#### Given information:
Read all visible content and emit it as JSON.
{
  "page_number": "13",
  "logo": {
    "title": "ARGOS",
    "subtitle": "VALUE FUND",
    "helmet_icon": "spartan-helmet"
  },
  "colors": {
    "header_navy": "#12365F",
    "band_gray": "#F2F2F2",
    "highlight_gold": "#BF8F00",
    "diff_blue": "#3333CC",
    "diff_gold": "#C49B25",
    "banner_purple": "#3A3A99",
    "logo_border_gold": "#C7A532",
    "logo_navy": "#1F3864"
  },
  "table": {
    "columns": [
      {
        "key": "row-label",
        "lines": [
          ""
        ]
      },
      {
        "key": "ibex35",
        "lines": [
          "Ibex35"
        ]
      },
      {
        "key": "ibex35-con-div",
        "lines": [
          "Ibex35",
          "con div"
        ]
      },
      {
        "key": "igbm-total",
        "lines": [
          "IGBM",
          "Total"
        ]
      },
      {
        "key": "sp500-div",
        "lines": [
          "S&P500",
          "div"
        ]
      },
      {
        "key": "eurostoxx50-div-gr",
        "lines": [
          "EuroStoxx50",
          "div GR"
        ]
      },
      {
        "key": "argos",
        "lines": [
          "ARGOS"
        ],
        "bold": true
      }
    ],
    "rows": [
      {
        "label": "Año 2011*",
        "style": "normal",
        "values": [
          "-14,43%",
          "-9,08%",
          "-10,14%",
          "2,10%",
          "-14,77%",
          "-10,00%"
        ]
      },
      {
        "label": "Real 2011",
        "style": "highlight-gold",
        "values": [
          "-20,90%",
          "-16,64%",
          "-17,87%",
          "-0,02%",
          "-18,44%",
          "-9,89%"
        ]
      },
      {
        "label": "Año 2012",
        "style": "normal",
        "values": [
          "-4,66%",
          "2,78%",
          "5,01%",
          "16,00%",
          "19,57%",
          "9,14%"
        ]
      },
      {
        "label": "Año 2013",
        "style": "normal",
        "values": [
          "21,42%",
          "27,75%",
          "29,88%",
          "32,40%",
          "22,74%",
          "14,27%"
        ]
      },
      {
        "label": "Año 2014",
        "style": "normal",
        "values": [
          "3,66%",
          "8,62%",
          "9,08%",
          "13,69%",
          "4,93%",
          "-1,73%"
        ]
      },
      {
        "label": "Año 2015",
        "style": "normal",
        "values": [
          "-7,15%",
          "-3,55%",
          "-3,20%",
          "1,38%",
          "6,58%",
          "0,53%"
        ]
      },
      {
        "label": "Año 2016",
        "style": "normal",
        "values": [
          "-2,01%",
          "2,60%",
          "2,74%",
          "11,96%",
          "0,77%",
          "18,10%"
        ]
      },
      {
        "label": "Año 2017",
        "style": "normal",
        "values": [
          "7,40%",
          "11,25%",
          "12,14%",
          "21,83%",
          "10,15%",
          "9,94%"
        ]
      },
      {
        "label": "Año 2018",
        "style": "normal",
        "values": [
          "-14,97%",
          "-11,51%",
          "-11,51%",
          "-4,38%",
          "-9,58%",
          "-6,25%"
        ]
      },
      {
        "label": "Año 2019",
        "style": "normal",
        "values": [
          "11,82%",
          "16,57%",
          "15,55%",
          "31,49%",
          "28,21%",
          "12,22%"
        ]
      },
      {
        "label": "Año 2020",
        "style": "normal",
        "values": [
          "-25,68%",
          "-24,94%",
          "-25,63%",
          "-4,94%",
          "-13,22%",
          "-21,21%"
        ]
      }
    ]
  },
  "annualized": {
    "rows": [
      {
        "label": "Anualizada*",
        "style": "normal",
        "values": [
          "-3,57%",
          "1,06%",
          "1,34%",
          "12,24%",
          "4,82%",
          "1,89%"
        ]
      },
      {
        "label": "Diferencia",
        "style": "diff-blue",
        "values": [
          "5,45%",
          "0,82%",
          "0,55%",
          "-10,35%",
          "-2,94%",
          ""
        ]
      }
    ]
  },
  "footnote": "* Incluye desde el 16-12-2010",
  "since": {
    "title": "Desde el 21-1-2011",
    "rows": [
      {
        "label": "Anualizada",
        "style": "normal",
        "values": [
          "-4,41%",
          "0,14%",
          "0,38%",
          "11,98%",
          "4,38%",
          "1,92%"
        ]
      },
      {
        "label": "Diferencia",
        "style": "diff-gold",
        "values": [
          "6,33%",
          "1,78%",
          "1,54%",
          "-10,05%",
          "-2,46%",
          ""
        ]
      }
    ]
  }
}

#### Task brief:
Where a line above contains the string "Anualizada", copy that line.

#### Written answer:
        "label": "Anualizada*",
        "label": "Anualizada",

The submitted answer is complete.